What you have to do ▸ In the entries below, identify every line with the string "культурного" and copy it.

[Collected data entries]
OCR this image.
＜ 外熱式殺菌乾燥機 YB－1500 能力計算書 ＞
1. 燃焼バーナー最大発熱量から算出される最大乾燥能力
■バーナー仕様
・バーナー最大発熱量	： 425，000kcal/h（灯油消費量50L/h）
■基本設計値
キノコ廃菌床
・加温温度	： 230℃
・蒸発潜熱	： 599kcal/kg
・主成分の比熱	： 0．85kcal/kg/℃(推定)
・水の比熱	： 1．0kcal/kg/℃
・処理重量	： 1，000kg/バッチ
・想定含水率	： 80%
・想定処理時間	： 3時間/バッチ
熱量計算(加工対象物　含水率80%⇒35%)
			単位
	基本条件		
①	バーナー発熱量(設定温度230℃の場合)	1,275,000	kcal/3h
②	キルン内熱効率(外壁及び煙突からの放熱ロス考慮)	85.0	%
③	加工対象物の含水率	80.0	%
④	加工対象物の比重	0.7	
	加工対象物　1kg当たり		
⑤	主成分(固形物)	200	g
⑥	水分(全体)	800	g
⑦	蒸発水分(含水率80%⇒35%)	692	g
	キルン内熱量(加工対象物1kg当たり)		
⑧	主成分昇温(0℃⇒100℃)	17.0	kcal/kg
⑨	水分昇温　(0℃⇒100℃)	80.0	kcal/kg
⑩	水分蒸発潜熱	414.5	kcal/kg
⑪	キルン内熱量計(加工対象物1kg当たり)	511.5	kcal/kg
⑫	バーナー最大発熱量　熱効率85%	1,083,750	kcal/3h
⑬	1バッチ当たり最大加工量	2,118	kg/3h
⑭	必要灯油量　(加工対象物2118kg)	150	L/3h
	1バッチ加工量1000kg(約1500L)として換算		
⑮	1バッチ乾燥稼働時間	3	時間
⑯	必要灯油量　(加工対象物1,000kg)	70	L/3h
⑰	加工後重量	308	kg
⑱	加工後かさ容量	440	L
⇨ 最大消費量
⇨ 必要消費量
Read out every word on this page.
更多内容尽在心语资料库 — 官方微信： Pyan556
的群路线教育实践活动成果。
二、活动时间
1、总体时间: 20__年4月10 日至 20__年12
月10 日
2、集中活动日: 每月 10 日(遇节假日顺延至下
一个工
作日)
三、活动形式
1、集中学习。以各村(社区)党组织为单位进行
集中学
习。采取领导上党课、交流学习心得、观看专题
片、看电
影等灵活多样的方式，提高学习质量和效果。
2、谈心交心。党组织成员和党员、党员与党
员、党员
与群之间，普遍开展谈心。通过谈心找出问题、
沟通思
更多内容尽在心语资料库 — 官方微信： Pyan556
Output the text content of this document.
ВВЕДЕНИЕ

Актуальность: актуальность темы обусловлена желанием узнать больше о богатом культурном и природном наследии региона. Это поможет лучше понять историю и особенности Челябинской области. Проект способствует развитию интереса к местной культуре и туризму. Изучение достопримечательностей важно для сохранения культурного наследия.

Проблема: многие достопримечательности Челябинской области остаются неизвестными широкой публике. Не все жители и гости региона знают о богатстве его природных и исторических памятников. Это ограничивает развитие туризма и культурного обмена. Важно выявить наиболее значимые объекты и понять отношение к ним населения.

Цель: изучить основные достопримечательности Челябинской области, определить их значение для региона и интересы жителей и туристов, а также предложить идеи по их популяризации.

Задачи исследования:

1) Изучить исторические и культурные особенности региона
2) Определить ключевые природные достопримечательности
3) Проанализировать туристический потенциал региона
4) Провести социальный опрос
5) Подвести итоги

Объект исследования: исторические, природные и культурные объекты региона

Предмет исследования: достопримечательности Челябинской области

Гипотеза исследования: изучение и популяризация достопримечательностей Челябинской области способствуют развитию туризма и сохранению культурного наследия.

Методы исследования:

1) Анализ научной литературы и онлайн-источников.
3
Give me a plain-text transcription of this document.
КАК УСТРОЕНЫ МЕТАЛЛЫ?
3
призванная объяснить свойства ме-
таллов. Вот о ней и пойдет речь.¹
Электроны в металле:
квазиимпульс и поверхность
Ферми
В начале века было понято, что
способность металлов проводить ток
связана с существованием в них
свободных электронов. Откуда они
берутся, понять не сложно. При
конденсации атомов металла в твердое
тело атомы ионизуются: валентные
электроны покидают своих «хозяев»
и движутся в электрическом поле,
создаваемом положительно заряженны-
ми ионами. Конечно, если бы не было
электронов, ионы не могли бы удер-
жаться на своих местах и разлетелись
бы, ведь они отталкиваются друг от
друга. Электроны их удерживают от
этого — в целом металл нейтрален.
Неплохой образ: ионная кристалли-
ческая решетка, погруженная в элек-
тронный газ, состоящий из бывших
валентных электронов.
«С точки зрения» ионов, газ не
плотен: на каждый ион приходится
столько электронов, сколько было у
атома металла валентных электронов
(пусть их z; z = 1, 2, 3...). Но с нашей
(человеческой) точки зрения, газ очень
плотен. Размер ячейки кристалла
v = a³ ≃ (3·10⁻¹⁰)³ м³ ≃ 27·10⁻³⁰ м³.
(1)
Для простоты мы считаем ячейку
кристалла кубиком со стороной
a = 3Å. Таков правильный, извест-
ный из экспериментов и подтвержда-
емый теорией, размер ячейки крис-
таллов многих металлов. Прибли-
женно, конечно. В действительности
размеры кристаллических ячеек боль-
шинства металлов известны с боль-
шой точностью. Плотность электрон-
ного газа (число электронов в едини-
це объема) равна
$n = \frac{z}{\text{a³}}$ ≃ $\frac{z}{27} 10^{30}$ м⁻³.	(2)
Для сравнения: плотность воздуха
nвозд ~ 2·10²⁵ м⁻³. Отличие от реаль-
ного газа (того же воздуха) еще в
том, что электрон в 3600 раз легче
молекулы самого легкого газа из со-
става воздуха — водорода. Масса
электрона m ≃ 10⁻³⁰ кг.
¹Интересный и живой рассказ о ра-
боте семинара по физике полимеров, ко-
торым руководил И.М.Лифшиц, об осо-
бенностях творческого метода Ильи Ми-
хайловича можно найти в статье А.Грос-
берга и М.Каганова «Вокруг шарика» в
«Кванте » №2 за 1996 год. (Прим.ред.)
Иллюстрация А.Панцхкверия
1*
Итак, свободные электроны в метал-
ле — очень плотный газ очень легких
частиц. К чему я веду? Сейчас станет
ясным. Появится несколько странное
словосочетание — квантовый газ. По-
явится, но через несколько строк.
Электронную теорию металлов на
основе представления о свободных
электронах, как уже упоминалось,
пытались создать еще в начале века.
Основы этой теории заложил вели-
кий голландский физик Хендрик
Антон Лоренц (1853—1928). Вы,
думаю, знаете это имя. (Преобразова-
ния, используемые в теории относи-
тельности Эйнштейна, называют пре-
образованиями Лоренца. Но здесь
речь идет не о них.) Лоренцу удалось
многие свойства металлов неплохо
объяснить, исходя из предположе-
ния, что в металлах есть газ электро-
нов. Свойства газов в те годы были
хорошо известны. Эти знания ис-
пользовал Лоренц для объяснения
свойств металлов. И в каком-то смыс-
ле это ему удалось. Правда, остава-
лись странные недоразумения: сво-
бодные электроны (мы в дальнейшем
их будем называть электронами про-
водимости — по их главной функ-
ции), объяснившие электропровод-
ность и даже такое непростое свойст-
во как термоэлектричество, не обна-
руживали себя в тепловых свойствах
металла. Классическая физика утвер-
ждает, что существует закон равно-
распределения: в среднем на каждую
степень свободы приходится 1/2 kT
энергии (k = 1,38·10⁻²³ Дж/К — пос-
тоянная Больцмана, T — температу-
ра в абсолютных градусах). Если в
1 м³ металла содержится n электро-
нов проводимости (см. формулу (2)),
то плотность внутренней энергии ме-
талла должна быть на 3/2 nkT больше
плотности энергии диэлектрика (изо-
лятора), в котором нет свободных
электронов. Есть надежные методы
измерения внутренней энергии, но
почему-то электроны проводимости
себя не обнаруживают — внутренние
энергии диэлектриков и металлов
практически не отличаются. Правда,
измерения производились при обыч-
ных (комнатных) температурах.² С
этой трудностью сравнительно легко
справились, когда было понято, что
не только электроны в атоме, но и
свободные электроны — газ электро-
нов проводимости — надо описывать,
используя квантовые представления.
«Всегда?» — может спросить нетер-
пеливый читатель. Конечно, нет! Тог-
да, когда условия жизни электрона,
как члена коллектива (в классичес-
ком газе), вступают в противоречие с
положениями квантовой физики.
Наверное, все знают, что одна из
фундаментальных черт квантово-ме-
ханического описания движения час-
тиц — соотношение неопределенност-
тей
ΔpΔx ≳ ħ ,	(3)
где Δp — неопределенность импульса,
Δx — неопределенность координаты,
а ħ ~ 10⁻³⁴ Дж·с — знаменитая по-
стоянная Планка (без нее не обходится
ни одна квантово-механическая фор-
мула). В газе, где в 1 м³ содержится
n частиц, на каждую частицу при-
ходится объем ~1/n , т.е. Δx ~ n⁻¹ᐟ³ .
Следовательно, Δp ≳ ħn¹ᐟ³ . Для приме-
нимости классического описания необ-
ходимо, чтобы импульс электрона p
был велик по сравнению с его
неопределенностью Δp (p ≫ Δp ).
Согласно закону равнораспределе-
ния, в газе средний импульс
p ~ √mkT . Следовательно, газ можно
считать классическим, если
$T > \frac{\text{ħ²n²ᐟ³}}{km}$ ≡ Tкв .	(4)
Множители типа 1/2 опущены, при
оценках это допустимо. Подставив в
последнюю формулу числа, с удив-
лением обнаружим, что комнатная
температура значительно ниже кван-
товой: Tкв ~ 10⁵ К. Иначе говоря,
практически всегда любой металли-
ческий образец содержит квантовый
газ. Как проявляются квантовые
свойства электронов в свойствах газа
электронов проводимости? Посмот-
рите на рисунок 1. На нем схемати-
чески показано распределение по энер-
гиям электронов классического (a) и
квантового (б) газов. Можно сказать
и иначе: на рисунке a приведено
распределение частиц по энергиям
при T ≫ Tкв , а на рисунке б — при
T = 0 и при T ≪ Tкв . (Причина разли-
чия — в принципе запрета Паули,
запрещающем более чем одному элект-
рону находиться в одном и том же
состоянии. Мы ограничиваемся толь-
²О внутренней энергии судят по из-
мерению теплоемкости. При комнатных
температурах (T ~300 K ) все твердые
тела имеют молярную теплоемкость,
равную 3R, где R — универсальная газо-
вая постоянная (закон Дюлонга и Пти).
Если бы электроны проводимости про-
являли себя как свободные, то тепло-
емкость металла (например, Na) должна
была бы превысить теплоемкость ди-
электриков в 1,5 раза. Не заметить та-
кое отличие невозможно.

Solution for this task ▸
Актуальность: актуальность темы обусловлена желанием узнать больше о богатом культурном и природном наследии региона. Это поможет лучше понять историю и особенности Челябинской области. Проект способствует развитию интереса к местной культуре и туризму. Изучение достопримечательностей важно для сохранения культурного наследия.
Проблема: многие достопримечательности Челябинской области остаются неизвестными широкой публике. Не все жители и гости региона знают о богатстве его природных и исторических памятников. Это ограничивает развитие туризма и культурного обмена. Важно выявить наиболее значимые объекты и понять отношение к ним населения.
Гипотеза исследования: изучение и популяризация достопримечательностей Челябинской области способствуют развитию туризма и сохранению культурного наследия.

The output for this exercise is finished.